[Raw records]
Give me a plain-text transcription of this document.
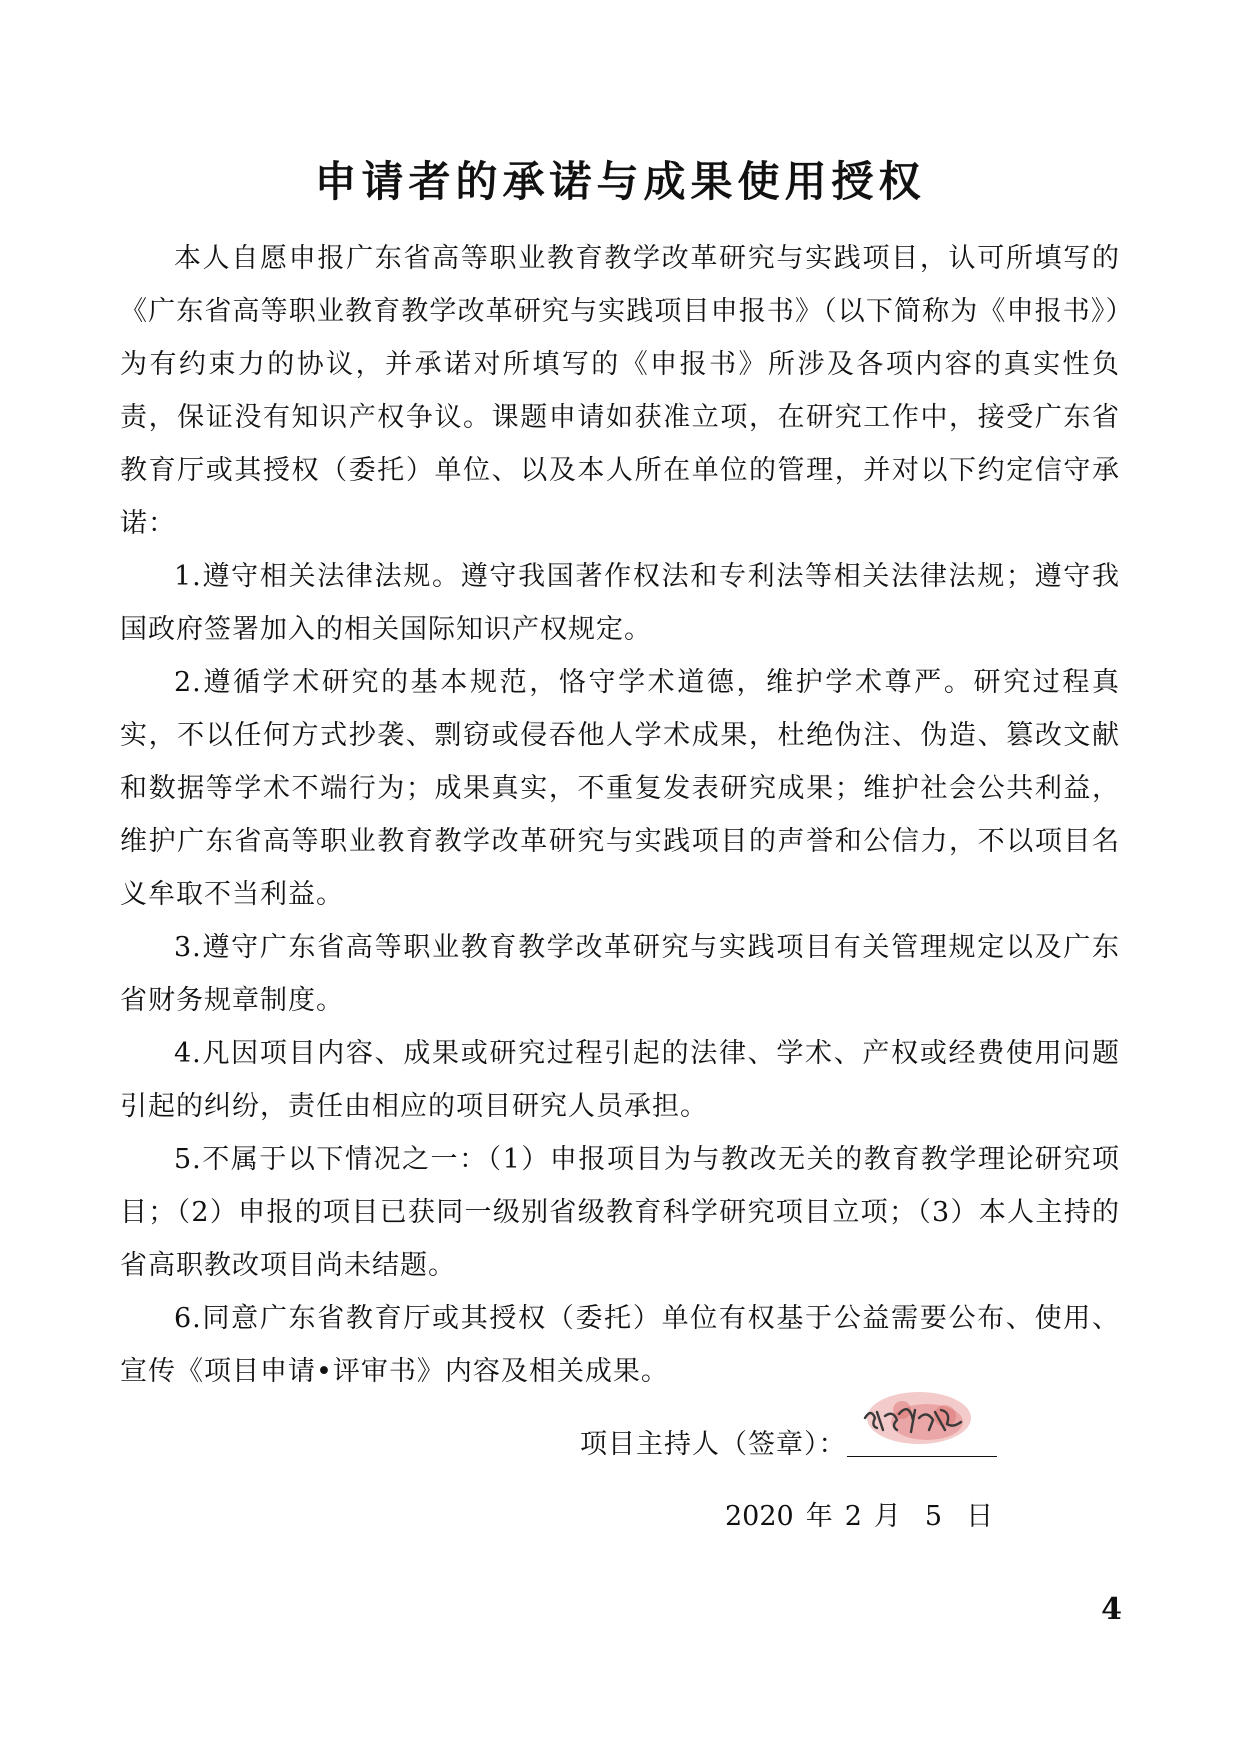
申请者的承诺与成果使用授权

本人自愿申报广东省高等职业教育教学改革研究与实践项目，认可所填写的《广东省高等职业教育教学改革研究与实践项目申报书》（以下简称为《申报书》）为有约束力的协议，并承诺对所填写的《申报书》所涉及各项内容的真实性负责，保证没有知识产权争议。课题申请如获准立项，在研究工作中，接受广东省教育厅或其授权（委托）单位、以及本人所在单位的管理，并对以下约定信守承诺：

1.遵守相关法律法规。遵守我国著作权法和专利法等相关法律法规；遵守我国政府签署加入的相关国际知识产权规定。

2.遵循学术研究的基本规范，恪守学术道德，维护学术尊严。研究过程真实，不以任何方式抄袭、剽窃或侵吞他人学术成果，杜绝伪注、伪造、篡改文献和数据等学术不端行为；成果真实，不重复发表研究成果；维护社会公共利益，维护广东省高等职业教育教学改革研究与实践项目的声誉和公信力，不以项目名义牟取不当利益。

3.遵守广东省高等职业教育教学改革研究与实践项目有关管理规定以及广东省财务规章制度。

4.凡因项目内容、成果或研究过程引起的法律、学术、产权或经费使用问题引起的纠纷，责任由相应的项目研究人员承担。

5.不属于以下情况之一：（1）申报项目为与教改无关的教育教学理论研究项目；（2）申报的项目已获同一级别省级教育科学研究项目立项；（3）本人主持的省高职教改项目尚未结题。

6.同意广东省教育厅或其授权（委托）单位有权基于公益需要公布、使用、宣传《项目申请•评审书》内容及相关成果。

项目主持人（签章）：
2020 年 2 月 5 日
4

[Problem requirements]
Repeat the material above word for word and skip every image in it.

[The solution]
Give me a plain-text transcription of this document.
申请者的承诺与成果使用授权

本人自愿申报广东省高等职业教育教学改革研究与实践项目，认可所填写的《广东省高等职业教育教学改革研究与实践项目申报书》（以下简称为《申报书》）为有约束力的协议，并承诺对所填写的《申报书》所涉及各项内容的真实性负责，保证没有知识产权争议。课题申请如获准立项，在研究工作中，接受广东省教育厅或其授权（委托）单位、以及本人所在单位的管理，并对以下约定信守承诺：

1.遵守相关法律法规。遵守我国著作权法和专利法等相关法律法规；遵守我国政府签署加入的相关国际知识产权规定。

2.遵循学术研究的基本规范，恪守学术道德，维护学术尊严。研究过程真实，不以任何方式抄袭、剽窃或侵吞他人学术成果，杜绝伪注、伪造、篡改文献和数据等学术不端行为；成果真实，不重复发表研究成果；维护社会公共利益，维护广东省高等职业教育教学改革研究与实践项目的声誉和公信力，不以项目名义牟取不当利益。

3.遵守广东省高等职业教育教学改革研究与实践项目有关管理规定以及广东省财务规章制度。

4.凡因项目内容、成果或研究过程引起的法律、学术、产权或经费使用问题引起的纠纷，责任由相应的项目研究人员承担。

5.不属于以下情况之一：（1）申报项目为与教改无关的教育教学理论研究项目；（2）申报的项目已获同一级别省级教育科学研究项目立项；（3）本人主持的省高职教改项目尚未结题。

6.同意广东省教育厅或其授权（委托）单位有权基于公益需要公布、使用、宣传《项目申请•评审书》内容及相关成果。

项目主持人（签章）：
2020 年 2 月 5 日
4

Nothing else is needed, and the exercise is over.